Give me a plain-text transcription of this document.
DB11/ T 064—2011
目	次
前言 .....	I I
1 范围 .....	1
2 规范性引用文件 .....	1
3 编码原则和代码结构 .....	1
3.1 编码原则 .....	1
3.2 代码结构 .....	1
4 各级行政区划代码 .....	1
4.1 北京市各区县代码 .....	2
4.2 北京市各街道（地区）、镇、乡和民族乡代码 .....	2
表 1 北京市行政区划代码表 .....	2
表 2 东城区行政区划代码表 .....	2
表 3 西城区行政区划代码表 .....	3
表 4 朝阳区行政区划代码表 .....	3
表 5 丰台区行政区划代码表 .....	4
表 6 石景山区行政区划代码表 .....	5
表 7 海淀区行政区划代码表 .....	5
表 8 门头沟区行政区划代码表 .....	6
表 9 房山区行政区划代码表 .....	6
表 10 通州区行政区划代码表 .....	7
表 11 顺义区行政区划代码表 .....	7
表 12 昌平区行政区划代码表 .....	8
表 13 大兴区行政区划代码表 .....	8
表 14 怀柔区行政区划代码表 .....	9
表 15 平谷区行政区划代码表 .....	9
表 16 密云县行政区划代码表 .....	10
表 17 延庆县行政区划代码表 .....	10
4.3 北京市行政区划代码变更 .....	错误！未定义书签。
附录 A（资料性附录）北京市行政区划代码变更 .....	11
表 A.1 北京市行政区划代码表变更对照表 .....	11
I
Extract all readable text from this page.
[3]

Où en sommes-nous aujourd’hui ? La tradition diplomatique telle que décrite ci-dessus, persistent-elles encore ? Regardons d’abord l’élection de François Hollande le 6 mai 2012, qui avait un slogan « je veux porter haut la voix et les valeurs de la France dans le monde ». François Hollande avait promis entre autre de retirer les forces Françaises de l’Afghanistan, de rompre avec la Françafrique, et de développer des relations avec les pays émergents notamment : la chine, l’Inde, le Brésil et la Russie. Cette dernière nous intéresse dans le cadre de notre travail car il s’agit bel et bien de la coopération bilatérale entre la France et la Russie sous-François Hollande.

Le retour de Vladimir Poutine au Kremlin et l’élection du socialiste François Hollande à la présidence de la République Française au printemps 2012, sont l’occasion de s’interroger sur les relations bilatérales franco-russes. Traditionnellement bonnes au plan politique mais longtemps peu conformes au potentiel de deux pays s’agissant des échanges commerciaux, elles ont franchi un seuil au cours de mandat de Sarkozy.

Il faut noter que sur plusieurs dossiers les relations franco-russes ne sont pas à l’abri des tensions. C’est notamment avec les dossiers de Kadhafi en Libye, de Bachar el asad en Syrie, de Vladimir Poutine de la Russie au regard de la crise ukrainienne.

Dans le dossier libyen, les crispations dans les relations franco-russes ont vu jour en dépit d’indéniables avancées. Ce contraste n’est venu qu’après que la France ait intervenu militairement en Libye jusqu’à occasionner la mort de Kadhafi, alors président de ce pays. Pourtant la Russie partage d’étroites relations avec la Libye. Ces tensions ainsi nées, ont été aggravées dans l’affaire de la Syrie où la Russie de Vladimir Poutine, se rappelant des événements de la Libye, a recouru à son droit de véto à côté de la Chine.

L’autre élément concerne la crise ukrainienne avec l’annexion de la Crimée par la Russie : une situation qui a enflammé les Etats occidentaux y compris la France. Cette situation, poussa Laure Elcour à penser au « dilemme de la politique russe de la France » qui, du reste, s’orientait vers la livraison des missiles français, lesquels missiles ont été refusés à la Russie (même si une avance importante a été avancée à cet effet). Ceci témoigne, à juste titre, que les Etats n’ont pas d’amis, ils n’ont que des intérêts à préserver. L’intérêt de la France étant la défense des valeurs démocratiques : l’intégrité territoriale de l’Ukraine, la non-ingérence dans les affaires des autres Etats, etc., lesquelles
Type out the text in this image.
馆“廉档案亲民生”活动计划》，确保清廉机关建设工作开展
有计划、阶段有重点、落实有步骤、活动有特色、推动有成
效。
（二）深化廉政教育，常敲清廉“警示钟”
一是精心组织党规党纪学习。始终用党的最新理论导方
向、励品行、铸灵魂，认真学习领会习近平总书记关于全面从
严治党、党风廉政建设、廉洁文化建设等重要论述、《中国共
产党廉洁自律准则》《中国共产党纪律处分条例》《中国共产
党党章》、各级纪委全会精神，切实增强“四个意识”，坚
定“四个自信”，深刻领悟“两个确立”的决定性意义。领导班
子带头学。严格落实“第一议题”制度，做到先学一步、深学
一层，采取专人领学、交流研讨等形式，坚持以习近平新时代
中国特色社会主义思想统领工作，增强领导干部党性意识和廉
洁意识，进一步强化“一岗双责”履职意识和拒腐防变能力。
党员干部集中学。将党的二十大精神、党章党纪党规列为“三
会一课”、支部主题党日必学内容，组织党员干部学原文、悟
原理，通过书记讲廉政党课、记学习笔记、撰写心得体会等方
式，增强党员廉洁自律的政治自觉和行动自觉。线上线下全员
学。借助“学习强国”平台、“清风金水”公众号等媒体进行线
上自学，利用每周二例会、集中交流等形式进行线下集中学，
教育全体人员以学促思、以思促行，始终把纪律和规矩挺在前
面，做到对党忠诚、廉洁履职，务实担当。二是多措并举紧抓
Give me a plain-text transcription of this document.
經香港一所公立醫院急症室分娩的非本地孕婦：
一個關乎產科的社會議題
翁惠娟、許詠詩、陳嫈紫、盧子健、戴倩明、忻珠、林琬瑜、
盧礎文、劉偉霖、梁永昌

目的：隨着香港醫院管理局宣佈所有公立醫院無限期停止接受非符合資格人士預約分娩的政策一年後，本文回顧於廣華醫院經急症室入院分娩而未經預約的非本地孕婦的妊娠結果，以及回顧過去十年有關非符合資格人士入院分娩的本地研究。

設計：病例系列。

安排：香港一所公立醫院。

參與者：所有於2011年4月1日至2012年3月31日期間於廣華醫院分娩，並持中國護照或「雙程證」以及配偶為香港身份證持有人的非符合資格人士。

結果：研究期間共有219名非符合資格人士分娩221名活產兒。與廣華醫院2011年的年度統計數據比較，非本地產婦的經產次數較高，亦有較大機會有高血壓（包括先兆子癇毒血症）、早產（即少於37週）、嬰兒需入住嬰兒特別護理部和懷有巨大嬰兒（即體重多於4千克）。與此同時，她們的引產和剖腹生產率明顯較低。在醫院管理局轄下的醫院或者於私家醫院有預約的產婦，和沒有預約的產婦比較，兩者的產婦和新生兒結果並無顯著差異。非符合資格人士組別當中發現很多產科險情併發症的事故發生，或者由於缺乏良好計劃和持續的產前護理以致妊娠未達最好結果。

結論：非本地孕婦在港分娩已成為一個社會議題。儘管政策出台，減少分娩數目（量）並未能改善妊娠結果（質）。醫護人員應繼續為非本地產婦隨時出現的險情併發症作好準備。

▸ **Exercise description**: Write out the whole listing again. Match it word for word.

▸ **The response**:
Give me a plain-text transcription of this document.
DB11/ T 064—2011
目	次
前言 .....	I I
1 范围 .....	1
2 规范性引用文件 .....	1
3 编码原则和代码结构 .....	1
3.1 编码原则 .....	1
3.2 代码结构 .....	1
4 各级行政区划代码 .....	1
4.1 北京市各区县代码 .....	2
4.2 北京市各街道（地区）、镇、乡和民族乡代码 .....	2
表 1 北京市行政区划代码表 .....	2
表 2 东城区行政区划代码表 .....	2
表 3 西城区行政区划代码表 .....	3
表 4 朝阳区行政区划代码表 .....	3
表 5 丰台区行政区划代码表 .....	4
表 6 石景山区行政区划代码表 .....	5
表 7 海淀区行政区划代码表 .....	5
表 8 门头沟区行政区划代码表 .....	6
表 9 房山区行政区划代码表 .....	6
表 10 通州区行政区划代码表 .....	7
表 11 顺义区行政区划代码表 .....	7
表 12 昌平区行政区划代码表 .....	8
表 13 大兴区行政区划代码表 .....	8
表 14 怀柔区行政区划代码表 .....	9
表 15 平谷区行政区划代码表 .....	9
表 16 密云县行政区划代码表 .....	10
表 17 延庆县行政区划代码表 .....	10
4.3 北京市行政区划代码变更 .....	错误！未定义书签。
附录 A（资料性附录）北京市行政区划代码变更 .....	11
表 A.1 北京市行政区划代码表变更对照表 .....	11
I
Extract all readable text from this page.
[3]

Où en sommes-nous aujourd’hui ? La tradition diplomatique telle que décrite ci-dessus, persistent-elles encore ? Regardons d’abord l’élection de François Hollande le 6 mai 2012, qui avait un slogan « je veux porter haut la voix et les valeurs de la France dans le monde ». François Hollande avait promis entre autre de retirer les forces Françaises de l’Afghanistan, de rompre avec la Françafrique, et de développer des relations avec les pays émergents notamment : la chine, l’Inde, le Brésil et la Russie. Cette dernière nous intéresse dans le cadre de notre travail car il s’agit bel et bien de la coopération bilatérale entre la France et la Russie sous-François Hollande.

Le retour de Vladimir Poutine au Kremlin et l’élection du socialiste François Hollande à la présidence de la République Française au printemps 2012, sont l’occasion de s’interroger sur les relations bilatérales franco-russes. Traditionnellement bonnes au plan politique mais longtemps peu conformes au potentiel de deux pays s’agissant des échanges commerciaux, elles ont franchi un seuil au cours de mandat de Sarkozy.

Il faut noter que sur plusieurs dossiers les relations franco-russes ne sont pas à l’abri des tensions. C’est notamment avec les dossiers de Kadhafi en Libye, de Bachar el asad en Syrie, de Vladimir Poutine de la Russie au regard de la crise ukrainienne.

Dans le dossier libyen, les crispations dans les relations franco-russes ont vu jour en dépit d’indéniables avancées. Ce contraste n’est venu qu’après que la France ait intervenu militairement en Libye jusqu’à occasionner la mort de Kadhafi, alors président de ce pays. Pourtant la Russie partage d’étroites relations avec la Libye. Ces tensions ainsi nées, ont été aggravées dans l’affaire de la Syrie où la Russie de Vladimir Poutine, se rappelant des événements de la Libye, a recouru à son droit de véto à côté de la Chine.

L’autre élément concerne la crise ukrainienne avec l’annexion de la Crimée par la Russie : une situation qui a enflammé les Etats occidentaux y compris la France. Cette situation, poussa Laure Elcour à penser au « dilemme de la politique russe de la France » qui, du reste, s’orientait vers la livraison des missiles français, lesquels missiles ont été refusés à la Russie (même si une avance importante a été avancée à cet effet). Ceci témoigne, à juste titre, que les Etats n’ont pas d’amis, ils n’ont que des intérêts à préserver. L’intérêt de la France étant la défense des valeurs démocratiques : l’intégrité territoriale de l’Ukraine, la non-ingérence dans les affaires des autres Etats, etc., lesquelles
Type out the text in this image.
馆“廉档案亲民生”活动计划》，确保清廉机关建设工作开展
有计划、阶段有重点、落实有步骤、活动有特色、推动有成
效。
（二）深化廉政教育，常敲清廉“警示钟”
一是精心组织党规党纪学习。始终用党的最新理论导方
向、励品行、铸灵魂，认真学习领会习近平总书记关于全面从
严治党、党风廉政建设、廉洁文化建设等重要论述、《中国共
产党廉洁自律准则》《中国共产党纪律处分条例》《中国共产
党党章》、各级纪委全会精神，切实增强“四个意识”，坚
定“四个自信”，深刻领悟“两个确立”的决定性意义。领导班
子带头学。严格落实“第一议题”制度，做到先学一步、深学
一层，采取专人领学、交流研讨等形式，坚持以习近平新时代
中国特色社会主义思想统领工作，增强领导干部党性意识和廉
洁意识，进一步强化“一岗双责”履职意识和拒腐防变能力。
党员干部集中学。将党的二十大精神、党章党纪党规列为“三
会一课”、支部主题党日必学内容，组织党员干部学原文、悟
原理，通过书记讲廉政党课、记学习笔记、撰写心得体会等方
式，增强党员廉洁自律的政治自觉和行动自觉。线上线下全员
学。借助“学习强国”平台、“清风金水”公众号等媒体进行线
上自学，利用每周二例会、集中交流等形式进行线下集中学，
教育全体人员以学促思、以思促行，始终把纪律和规矩挺在前
面，做到对党忠诚、廉洁履职，务实担当。二是多措并举紧抓
Give me a plain-text transcription of this document.
經香港一所公立醫院急症室分娩的非本地孕婦：
一個關乎產科的社會議題
翁惠娟、許詠詩、陳嫈紫、盧子健、戴倩明、忻珠、林琬瑜、
盧礎文、劉偉霖、梁永昌

目的：隨着香港醫院管理局宣佈所有公立醫院無限期停止接受非符合資格人士預約分娩的政策一年後，本文回顧於廣華醫院經急症室入院分娩而未經預約的非本地孕婦的妊娠結果，以及回顧過去十年有關非符合資格人士入院分娩的本地研究。

設計：病例系列。

安排：香港一所公立醫院。

參與者：所有於2011年4月1日至2012年3月31日期間於廣華醫院分娩，並持中國護照或「雙程證」以及配偶為香港身份證持有人的非符合資格人士。

結果：研究期間共有219名非符合資格人士分娩221名活產兒。與廣華醫院2011年的年度統計數據比較，非本地產婦的經產次數較高，亦有較大機會有高血壓（包括先兆子癇毒血症）、早產（即少於37週）、嬰兒需入住嬰兒特別護理部和懷有巨大嬰兒（即體重多於4千克）。與此同時，她們的引產和剖腹生產率明顯較低。在醫院管理局轄下的醫院或者於私家醫院有預約的產婦，和沒有預約的產婦比較，兩者的產婦和新生兒結果並無顯著差異。非符合資格人士組別當中發現很多產科險情併發症的事故發生，或者由於缺乏良好計劃和持續的產前護理以致妊娠未達最好結果。

結論：非本地孕婦在港分娩已成為一個社會議題。儘管政策出台，減少分娩數目（量）並未能改善妊娠結果（質）。醫護人員應繼續為非本地產婦隨時出現的險情併發症作好準備。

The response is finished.